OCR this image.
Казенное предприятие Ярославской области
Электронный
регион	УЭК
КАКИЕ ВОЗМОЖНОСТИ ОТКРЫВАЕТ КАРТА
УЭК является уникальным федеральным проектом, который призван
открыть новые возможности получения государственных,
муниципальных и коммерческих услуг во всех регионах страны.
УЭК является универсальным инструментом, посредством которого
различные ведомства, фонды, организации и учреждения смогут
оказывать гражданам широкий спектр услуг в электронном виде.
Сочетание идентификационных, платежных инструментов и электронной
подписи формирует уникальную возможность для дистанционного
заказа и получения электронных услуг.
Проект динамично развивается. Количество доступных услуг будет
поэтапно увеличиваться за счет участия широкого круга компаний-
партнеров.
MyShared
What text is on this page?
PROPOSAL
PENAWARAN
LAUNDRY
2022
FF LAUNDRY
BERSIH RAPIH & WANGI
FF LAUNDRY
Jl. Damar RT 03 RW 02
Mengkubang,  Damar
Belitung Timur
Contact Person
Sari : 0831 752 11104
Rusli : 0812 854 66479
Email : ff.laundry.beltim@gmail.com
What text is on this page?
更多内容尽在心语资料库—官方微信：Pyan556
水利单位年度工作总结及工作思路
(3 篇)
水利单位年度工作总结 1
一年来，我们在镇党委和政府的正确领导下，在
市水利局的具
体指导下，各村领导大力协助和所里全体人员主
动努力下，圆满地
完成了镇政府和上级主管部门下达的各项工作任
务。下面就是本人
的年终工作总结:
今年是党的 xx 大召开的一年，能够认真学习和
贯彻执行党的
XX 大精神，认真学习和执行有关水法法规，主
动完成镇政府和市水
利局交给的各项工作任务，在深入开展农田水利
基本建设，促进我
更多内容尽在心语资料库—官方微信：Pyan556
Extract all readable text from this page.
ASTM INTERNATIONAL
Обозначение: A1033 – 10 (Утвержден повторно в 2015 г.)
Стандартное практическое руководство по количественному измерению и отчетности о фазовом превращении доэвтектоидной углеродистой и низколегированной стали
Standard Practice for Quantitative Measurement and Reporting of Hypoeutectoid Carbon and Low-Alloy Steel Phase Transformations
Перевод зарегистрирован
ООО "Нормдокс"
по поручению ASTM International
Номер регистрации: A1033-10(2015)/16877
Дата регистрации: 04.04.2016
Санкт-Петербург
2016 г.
####################
Exercise goal: Each line above is to be repeated exactly.

Complete response:
OCR this image.
Казенное предприятие Ярославской области
Электронный
регион	УЭК
КАКИЕ ВОЗМОЖНОСТИ ОТКРЫВАЕТ КАРТА
УЭК является уникальным федеральным проектом, который призван
открыть новые возможности получения государственных,
муниципальных и коммерческих услуг во всех регионах страны.
УЭК является универсальным инструментом, посредством которого
различные ведомства, фонды, организации и учреждения смогут
оказывать гражданам широкий спектр услуг в электронном виде.
Сочетание идентификационных, платежных инструментов и электронной
подписи формирует уникальную возможность для дистанционного
заказа и получения электронных услуг.
Проект динамично развивается. Количество доступных услуг будет
поэтапно увеличиваться за счет участия широкого круга компаний-
партнеров.
MyShared
What text is on this page?
PROPOSAL
PENAWARAN
LAUNDRY
2022
FF LAUNDRY
BERSIH RAPIH & WANGI
FF LAUNDRY
Jl. Damar RT 03 RW 02
Mengkubang,  Damar
Belitung Timur
Contact Person
Sari : 0831 752 11104
Rusli : 0812 854 66479
Email : ff.laundry.beltim@gmail.com
What text is on this page?
更多内容尽在心语资料库—官方微信：Pyan556
水利单位年度工作总结及工作思路
(3 篇)
水利单位年度工作总结 1
一年来，我们在镇党委和政府的正确领导下，在
市水利局的具
体指导下，各村领导大力协助和所里全体人员主
动努力下，圆满地
完成了镇政府和上级主管部门下达的各项工作任
务。下面就是本人
的年终工作总结:
今年是党的 xx 大召开的一年，能够认真学习和
贯彻执行党的
XX 大精神，认真学习和执行有关水法法规，主
动完成镇政府和市水
利局交给的各项工作任务，在深入开展农田水利
基本建设，促进我
更多内容尽在心语资料库—官方微信：Pyan556
Extract all readable text from this page.
ASTM INTERNATIONAL
Обозначение: A1033 – 10 (Утвержден повторно в 2015 г.)
Стандартное практическое руководство по количественному измерению и отчетности о фазовом превращении доэвтектоидной углеродистой и низколегированной стали
Standard Practice for Quantitative Measurement and Reporting of Hypoeutectoid Carbon and Low-Alloy Steel Phase Transformations
Перевод зарегистрирован
ООО "Нормдокс"
по поручению ASTM International
Номер регистрации: A1033-10(2015)/16877
Дата регистрации: 04.04.2016
Санкт-Петербург
2016 г.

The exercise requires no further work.